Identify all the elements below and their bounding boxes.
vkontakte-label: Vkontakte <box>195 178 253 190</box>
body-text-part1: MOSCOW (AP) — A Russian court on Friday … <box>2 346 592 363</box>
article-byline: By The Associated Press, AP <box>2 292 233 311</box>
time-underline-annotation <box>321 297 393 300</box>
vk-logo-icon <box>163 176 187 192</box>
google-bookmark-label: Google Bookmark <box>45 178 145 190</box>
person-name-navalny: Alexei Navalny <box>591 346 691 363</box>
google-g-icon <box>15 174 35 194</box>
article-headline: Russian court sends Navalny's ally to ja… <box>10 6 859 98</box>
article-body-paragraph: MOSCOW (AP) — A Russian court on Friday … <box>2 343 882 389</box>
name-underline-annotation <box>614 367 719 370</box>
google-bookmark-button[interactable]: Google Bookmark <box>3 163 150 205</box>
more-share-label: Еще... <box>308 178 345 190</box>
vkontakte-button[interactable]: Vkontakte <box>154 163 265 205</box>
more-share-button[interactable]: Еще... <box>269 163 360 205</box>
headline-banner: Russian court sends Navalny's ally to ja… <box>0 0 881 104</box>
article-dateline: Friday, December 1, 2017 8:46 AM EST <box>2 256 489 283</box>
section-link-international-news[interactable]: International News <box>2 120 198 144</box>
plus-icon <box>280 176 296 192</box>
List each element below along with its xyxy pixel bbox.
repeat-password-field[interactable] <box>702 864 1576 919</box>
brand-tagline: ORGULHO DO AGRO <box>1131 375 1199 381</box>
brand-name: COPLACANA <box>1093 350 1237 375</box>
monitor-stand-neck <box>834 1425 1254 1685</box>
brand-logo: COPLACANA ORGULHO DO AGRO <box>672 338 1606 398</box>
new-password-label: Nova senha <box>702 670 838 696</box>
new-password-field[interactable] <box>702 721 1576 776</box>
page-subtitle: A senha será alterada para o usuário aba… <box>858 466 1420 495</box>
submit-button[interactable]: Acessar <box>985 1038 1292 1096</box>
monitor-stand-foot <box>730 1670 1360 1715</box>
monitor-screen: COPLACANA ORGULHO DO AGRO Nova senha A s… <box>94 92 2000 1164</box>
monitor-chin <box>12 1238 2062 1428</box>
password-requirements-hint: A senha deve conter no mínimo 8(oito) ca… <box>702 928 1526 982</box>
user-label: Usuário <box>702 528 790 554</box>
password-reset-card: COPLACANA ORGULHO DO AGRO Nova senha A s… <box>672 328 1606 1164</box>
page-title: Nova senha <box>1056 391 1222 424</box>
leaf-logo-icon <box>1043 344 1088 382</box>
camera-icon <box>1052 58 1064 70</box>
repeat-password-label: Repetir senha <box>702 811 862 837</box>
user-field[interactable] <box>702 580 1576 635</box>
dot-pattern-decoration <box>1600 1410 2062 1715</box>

What you are asked to do => Reproduce every line of the material above without changing a single character, and keep the lines in the same order.

Result of this exercise =>
Identify all the elements below and their bounding boxes.
vkontakte-label: Vkontakte <box>195 178 253 190</box>
body-text-part1: MOSCOW (AP) — A Russian court on Friday … <box>2 346 592 363</box>
article-byline: By The Associated Press, AP <box>2 292 233 311</box>
time-underline-annotation <box>321 297 393 300</box>
vk-logo-icon <box>163 176 187 192</box>
google-bookmark-label: Google Bookmark <box>45 178 145 190</box>
person-name-navalny: Alexei Navalny <box>591 346 691 363</box>
google-g-icon <box>15 174 35 194</box>
article-headline: Russian court sends Navalny's ally to ja… <box>10 6 859 98</box>
article-body-paragraph: MOSCOW (AP) — A Russian court on Friday … <box>2 343 882 389</box>
name-underline-annotation <box>614 367 719 370</box>
google-bookmark-button[interactable]: Google Bookmark <box>3 163 150 205</box>
more-share-label: Еще... <box>308 178 345 190</box>
vkontakte-button[interactable]: Vkontakte <box>154 163 265 205</box>
more-share-button[interactable]: Еще... <box>269 163 360 205</box>
headline-banner: Russian court sends Navalny's ally to ja… <box>0 0 881 104</box>
article-dateline: Friday, December 1, 2017 8:46 AM EST <box>2 256 489 283</box>
section-link-international-news[interactable]: International News <box>2 120 198 144</box>
plus-icon <box>280 176 296 192</box>
List each element below along with its xyxy pixel bbox.
repeat-password-field[interactable] <box>702 864 1576 919</box>
brand-tagline: ORGULHO DO AGRO <box>1131 375 1199 381</box>
brand-name: COPLACANA <box>1093 350 1237 375</box>
monitor-stand-neck <box>834 1425 1254 1685</box>
brand-logo: COPLACANA ORGULHO DO AGRO <box>672 338 1606 398</box>
new-password-label: Nova senha <box>702 670 838 696</box>
new-password-field[interactable] <box>702 721 1576 776</box>
page-subtitle: A senha será alterada para o usuário aba… <box>858 466 1420 495</box>
submit-button[interactable]: Acessar <box>985 1038 1292 1096</box>
monitor-stand-foot <box>730 1670 1360 1715</box>
monitor-screen: COPLACANA ORGULHO DO AGRO Nova senha A s… <box>94 92 2000 1164</box>
monitor-chin <box>12 1238 2062 1428</box>
password-requirements-hint: A senha deve conter no mínimo 8(oito) ca… <box>702 928 1526 982</box>
user-label: Usuário <box>702 528 790 554</box>
password-reset-card: COPLACANA ORGULHO DO AGRO Nova senha A s… <box>672 328 1606 1164</box>
page-title: Nova senha <box>1056 391 1222 424</box>
leaf-logo-icon <box>1043 344 1088 382</box>
camera-icon <box>1052 58 1064 70</box>
repeat-password-label: Repetir senha <box>702 811 862 837</box>
user-field[interactable] <box>702 580 1576 635</box>
dot-pattern-decoration <box>1600 1410 2062 1715</box>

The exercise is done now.